**The request**
Pick out each line containing the string "через".

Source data
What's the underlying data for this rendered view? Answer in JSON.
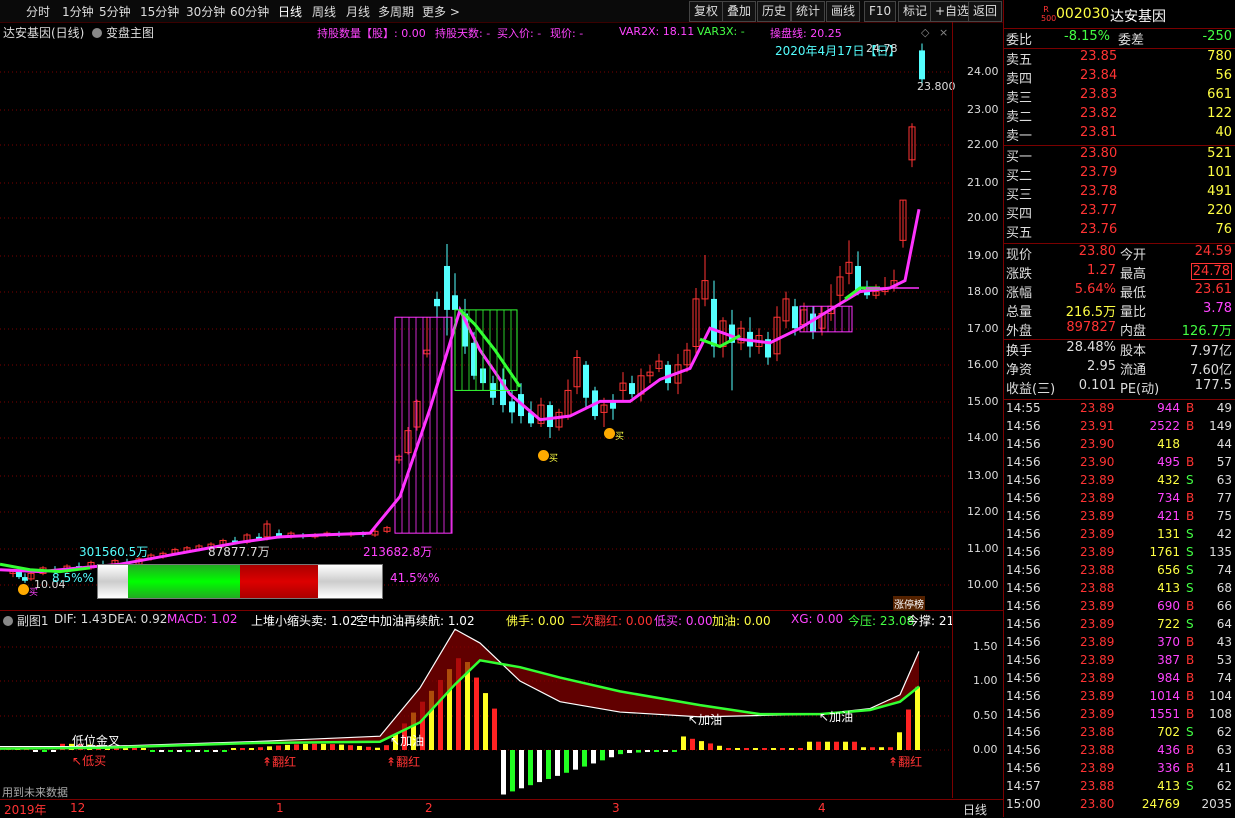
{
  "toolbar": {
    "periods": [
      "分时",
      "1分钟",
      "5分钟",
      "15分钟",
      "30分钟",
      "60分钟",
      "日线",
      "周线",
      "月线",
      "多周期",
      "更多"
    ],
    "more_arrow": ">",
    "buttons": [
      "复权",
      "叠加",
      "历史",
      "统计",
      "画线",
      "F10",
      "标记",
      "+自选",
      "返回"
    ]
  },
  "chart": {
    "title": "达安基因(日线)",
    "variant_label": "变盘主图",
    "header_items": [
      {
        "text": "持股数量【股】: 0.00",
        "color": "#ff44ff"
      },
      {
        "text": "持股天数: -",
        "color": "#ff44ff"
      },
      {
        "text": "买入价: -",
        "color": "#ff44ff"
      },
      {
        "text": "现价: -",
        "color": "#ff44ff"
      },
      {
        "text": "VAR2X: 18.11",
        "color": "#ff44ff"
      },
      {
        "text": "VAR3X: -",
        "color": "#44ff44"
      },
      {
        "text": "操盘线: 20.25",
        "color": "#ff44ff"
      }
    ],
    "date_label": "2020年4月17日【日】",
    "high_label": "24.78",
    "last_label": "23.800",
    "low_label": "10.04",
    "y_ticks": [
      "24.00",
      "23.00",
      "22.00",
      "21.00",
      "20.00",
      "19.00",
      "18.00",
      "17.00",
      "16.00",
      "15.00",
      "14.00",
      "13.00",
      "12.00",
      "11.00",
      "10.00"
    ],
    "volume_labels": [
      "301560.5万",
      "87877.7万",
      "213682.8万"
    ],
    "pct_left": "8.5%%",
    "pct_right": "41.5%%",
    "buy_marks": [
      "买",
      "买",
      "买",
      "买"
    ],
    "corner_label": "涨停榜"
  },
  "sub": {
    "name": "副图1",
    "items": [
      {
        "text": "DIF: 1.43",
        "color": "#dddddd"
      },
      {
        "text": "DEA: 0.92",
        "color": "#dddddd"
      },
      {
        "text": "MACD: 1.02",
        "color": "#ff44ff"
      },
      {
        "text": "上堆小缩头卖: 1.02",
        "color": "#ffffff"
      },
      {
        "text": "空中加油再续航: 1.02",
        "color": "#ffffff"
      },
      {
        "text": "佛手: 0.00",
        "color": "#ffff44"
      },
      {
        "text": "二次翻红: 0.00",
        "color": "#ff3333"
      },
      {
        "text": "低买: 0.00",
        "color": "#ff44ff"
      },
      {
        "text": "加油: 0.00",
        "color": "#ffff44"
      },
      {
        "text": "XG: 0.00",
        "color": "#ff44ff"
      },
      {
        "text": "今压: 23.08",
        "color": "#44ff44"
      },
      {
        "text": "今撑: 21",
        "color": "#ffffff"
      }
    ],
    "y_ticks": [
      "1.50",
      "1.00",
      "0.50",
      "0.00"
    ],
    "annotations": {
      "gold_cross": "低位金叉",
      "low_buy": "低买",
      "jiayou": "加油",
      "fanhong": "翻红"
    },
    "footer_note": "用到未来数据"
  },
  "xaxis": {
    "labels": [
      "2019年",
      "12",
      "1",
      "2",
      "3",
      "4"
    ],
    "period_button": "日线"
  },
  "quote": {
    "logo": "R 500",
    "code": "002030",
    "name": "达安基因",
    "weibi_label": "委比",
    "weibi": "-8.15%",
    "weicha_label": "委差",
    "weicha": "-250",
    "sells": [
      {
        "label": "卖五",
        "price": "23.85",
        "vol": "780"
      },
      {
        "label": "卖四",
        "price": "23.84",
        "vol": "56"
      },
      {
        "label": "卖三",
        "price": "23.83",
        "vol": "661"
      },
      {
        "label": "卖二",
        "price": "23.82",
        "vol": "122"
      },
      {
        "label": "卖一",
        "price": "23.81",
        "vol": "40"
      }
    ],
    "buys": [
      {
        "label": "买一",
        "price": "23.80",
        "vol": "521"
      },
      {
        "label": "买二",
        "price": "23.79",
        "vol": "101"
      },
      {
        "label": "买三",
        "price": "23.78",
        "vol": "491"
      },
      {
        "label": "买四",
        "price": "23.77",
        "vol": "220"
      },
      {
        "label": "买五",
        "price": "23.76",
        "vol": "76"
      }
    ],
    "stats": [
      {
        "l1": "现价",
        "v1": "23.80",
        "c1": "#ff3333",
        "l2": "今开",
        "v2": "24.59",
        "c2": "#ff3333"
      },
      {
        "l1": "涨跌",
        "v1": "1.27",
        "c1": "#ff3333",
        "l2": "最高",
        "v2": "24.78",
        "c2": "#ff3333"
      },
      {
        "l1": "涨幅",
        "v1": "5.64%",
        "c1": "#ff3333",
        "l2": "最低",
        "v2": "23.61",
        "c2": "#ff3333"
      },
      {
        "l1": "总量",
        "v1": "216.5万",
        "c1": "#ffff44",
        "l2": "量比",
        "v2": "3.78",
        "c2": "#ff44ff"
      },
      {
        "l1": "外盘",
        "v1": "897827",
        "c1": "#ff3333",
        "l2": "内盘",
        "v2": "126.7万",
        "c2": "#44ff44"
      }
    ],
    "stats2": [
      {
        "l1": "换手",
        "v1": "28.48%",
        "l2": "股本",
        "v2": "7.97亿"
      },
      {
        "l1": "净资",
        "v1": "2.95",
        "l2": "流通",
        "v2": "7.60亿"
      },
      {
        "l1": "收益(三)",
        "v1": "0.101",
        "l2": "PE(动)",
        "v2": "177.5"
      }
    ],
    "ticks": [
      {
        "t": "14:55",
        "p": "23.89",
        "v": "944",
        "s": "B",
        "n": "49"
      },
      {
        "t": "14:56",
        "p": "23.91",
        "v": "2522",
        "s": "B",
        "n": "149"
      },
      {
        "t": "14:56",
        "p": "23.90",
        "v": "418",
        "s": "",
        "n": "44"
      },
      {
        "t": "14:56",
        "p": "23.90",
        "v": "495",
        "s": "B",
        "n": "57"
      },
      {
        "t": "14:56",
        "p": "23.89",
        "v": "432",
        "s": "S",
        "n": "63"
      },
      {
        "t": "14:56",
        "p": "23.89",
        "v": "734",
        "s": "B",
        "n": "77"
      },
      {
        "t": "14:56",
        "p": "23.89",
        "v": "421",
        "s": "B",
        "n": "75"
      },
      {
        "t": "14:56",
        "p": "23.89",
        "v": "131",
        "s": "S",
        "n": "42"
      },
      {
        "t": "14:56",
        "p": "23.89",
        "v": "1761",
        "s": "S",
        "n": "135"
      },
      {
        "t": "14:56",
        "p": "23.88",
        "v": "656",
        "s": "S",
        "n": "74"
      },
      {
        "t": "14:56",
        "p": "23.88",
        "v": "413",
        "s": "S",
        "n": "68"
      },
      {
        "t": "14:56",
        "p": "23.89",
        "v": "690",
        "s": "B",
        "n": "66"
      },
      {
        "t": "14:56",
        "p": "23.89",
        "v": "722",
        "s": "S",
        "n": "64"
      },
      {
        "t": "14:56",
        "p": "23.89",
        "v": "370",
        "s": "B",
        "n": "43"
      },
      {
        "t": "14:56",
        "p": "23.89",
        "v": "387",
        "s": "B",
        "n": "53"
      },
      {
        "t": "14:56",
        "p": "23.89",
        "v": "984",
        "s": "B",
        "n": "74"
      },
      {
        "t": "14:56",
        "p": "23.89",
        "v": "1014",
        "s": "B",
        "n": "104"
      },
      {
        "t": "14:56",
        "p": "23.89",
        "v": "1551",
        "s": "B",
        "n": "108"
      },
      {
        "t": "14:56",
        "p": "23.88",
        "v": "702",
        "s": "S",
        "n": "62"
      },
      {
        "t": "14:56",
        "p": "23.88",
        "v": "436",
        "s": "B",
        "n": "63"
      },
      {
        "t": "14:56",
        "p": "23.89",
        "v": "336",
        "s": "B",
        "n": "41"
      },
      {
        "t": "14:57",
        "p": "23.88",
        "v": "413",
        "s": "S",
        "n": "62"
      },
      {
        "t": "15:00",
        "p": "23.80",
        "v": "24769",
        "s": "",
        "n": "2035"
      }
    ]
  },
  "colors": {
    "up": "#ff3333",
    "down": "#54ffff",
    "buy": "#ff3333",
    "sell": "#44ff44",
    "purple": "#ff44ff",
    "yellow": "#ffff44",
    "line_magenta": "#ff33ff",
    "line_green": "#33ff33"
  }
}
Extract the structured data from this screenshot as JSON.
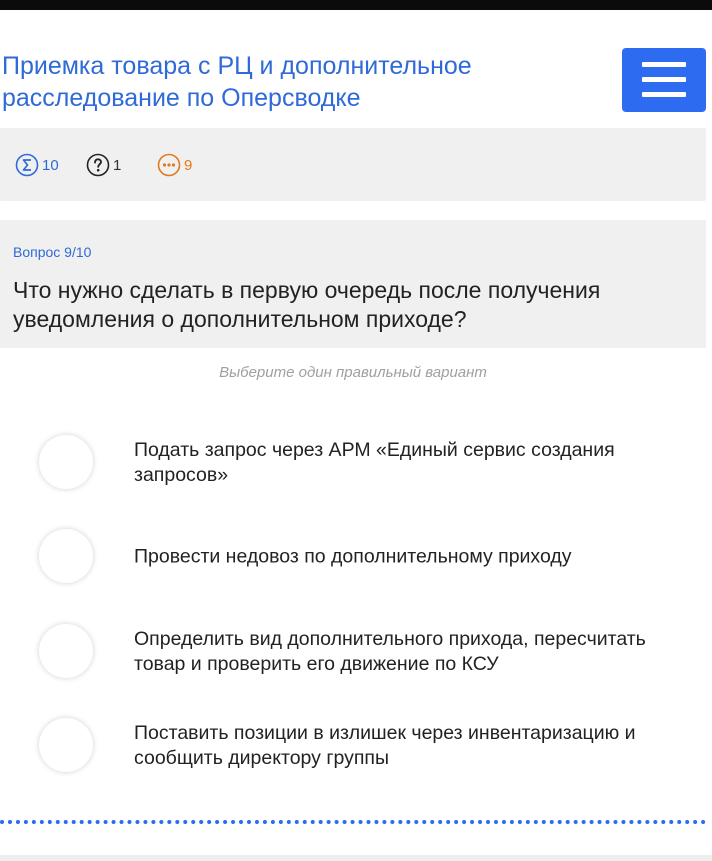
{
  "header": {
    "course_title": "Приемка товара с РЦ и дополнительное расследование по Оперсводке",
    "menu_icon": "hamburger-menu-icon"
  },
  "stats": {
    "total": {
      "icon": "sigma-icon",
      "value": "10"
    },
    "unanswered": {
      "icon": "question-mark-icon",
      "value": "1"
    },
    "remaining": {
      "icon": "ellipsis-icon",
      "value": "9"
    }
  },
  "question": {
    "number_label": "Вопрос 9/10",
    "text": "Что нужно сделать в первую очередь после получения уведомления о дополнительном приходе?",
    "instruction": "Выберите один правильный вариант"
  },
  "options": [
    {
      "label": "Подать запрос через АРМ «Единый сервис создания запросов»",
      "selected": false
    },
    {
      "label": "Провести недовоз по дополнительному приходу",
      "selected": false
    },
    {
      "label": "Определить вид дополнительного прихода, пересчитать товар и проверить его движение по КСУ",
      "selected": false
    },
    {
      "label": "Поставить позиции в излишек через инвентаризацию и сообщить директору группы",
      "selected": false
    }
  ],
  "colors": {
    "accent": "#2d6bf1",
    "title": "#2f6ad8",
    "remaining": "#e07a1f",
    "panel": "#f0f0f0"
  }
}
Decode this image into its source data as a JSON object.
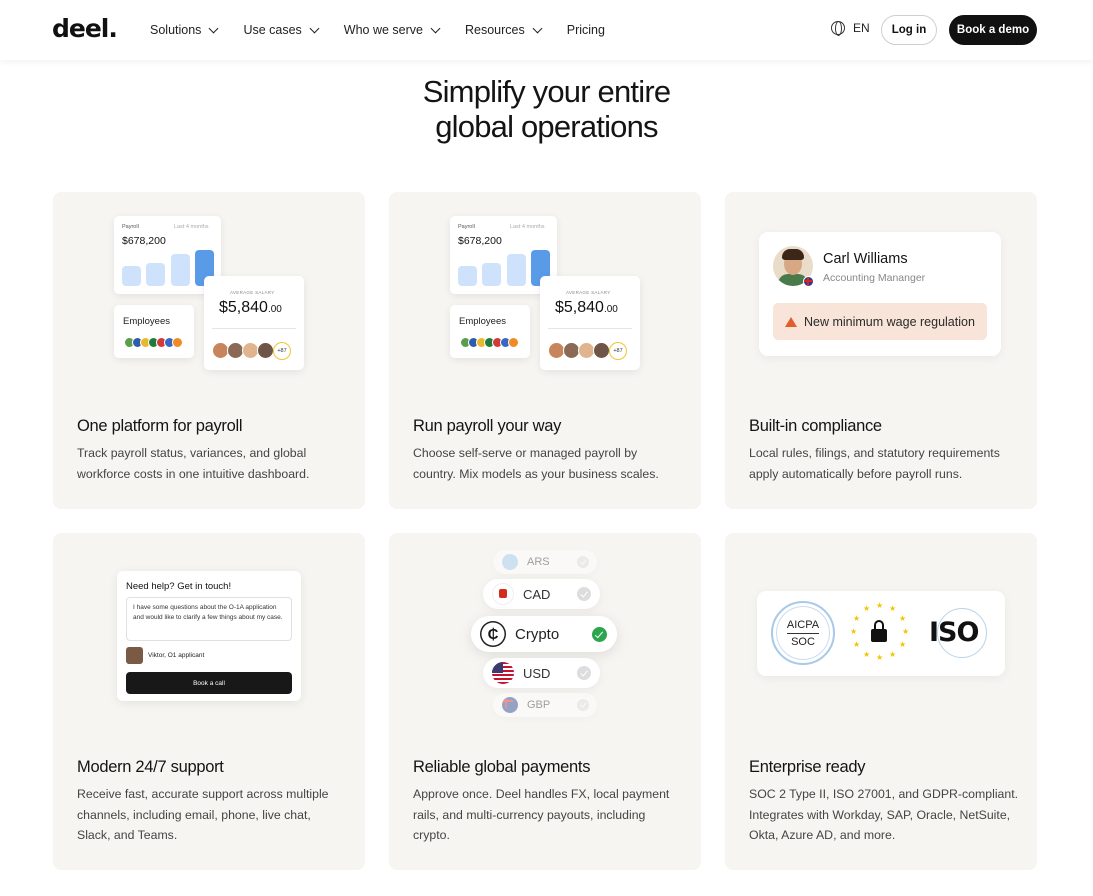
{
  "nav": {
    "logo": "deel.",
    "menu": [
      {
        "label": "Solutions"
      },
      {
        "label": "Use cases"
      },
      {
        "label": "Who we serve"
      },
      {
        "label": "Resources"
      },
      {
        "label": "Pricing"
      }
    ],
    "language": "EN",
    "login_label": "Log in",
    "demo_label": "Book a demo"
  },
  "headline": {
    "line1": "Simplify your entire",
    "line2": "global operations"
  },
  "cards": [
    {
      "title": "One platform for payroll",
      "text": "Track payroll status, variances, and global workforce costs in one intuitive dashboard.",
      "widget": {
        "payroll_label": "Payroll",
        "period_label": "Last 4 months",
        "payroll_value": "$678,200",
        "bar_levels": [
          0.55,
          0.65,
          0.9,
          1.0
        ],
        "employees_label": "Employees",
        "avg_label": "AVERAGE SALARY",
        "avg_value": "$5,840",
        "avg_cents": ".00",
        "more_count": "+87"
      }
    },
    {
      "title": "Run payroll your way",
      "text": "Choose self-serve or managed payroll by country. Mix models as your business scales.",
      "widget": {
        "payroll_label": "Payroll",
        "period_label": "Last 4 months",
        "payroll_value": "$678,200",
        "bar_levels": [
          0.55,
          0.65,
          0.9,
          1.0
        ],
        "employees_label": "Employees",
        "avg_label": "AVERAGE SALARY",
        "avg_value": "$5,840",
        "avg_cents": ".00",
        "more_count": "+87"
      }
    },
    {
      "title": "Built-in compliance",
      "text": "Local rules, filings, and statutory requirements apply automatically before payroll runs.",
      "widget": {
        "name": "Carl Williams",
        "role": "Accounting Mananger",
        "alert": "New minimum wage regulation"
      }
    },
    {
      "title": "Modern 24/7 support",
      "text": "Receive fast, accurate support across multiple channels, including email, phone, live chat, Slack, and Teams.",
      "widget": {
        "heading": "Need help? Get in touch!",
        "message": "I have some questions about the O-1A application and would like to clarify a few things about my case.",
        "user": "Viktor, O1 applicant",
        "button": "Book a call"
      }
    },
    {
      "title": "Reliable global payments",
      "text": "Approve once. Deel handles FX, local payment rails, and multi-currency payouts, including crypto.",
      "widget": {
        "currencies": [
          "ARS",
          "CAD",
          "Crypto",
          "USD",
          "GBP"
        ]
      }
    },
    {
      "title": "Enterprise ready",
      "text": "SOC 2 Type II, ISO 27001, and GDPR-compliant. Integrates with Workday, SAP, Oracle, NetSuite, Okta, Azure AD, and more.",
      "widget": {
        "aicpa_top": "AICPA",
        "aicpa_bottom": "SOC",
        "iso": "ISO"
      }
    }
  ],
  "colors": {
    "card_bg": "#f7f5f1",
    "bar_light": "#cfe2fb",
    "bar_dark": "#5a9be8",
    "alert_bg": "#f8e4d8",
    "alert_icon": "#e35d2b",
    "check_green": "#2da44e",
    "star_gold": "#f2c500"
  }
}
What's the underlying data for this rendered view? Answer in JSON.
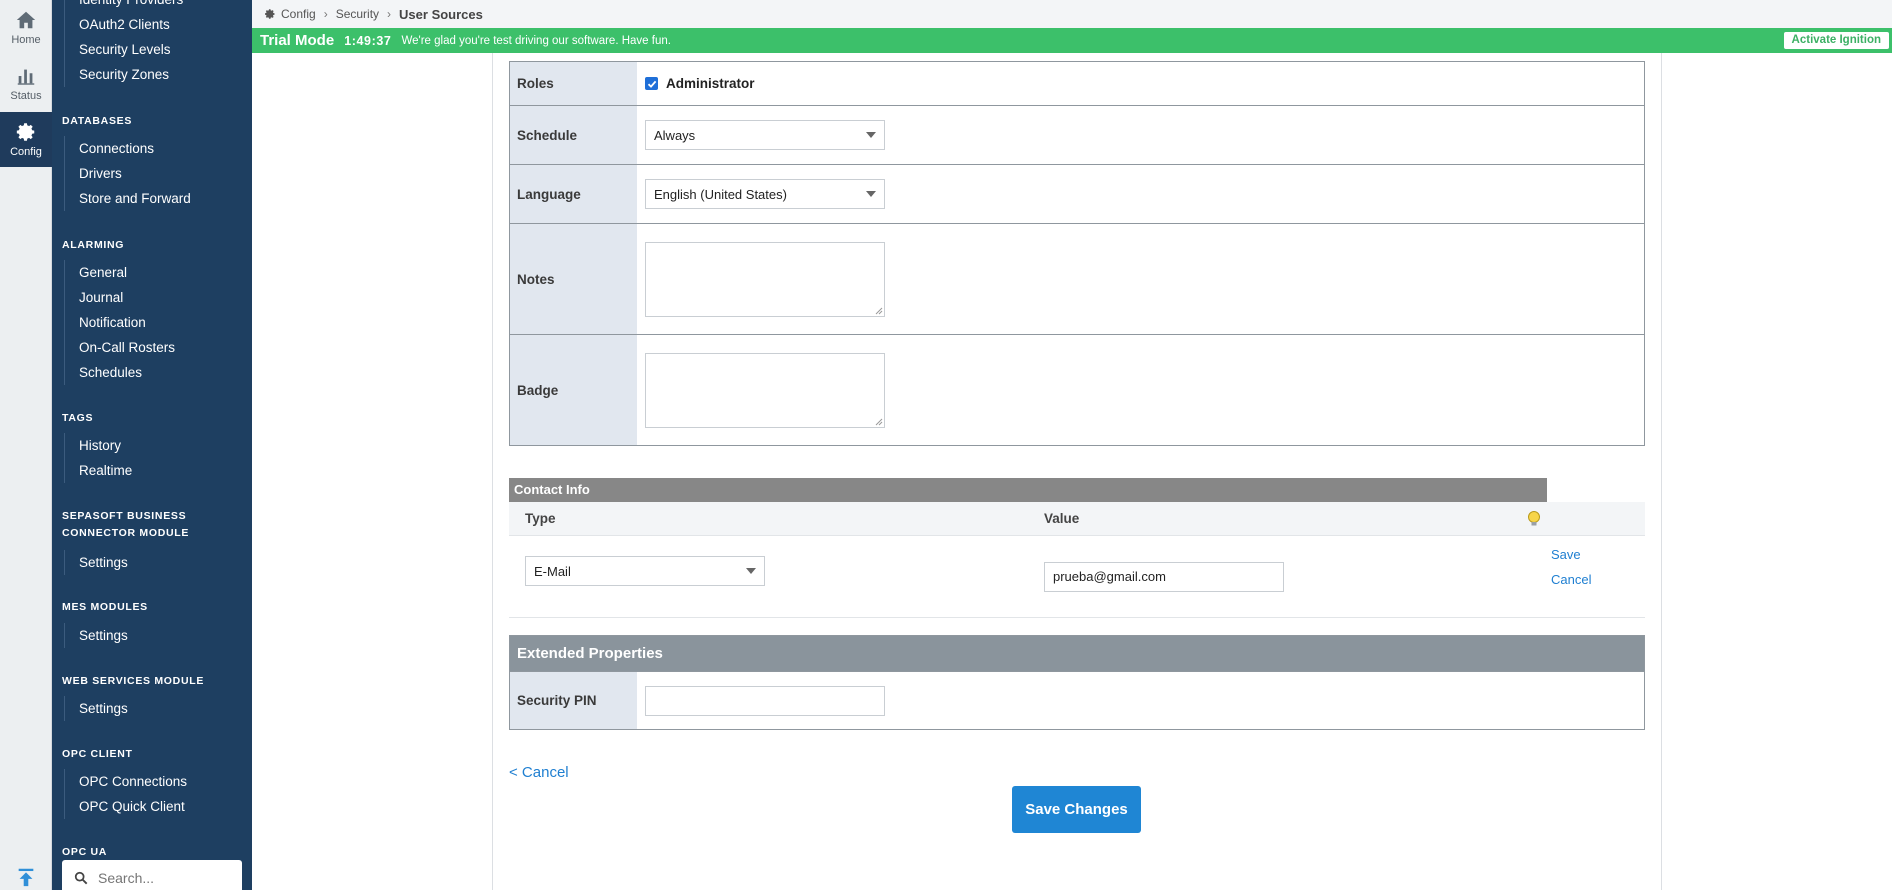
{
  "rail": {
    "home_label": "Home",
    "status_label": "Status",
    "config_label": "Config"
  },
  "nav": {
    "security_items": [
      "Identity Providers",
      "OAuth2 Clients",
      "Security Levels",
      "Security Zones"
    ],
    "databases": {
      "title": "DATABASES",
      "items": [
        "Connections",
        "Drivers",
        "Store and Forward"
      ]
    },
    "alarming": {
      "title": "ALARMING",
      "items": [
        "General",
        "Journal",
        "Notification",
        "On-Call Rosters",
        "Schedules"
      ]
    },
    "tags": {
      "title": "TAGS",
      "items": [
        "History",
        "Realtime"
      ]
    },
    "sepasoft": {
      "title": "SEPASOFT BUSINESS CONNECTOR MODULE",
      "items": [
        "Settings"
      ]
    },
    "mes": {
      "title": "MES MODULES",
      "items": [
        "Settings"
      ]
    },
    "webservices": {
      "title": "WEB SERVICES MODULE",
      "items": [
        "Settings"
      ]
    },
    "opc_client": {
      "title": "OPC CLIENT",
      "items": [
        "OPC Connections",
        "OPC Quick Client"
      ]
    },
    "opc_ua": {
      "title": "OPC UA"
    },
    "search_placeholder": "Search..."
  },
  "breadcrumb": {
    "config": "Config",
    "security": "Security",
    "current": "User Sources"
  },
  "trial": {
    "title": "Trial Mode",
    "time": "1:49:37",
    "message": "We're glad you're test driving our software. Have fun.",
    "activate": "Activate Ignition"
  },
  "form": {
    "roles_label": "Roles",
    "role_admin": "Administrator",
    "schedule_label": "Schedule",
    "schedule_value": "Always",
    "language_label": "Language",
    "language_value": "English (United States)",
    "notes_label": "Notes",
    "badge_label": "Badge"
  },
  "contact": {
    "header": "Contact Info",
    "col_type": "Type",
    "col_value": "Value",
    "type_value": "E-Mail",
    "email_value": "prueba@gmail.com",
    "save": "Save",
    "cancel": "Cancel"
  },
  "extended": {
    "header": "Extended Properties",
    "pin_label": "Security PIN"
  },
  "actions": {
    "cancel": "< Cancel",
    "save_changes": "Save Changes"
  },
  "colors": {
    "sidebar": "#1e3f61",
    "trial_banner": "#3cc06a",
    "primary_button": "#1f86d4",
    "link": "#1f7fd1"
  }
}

**In response**
      "label": "Подать запрос через АРМ «Единый сервис создания запросов»",
      "label": "Поставить позиции в излишек через инвентаризацию и сообщить директору группы",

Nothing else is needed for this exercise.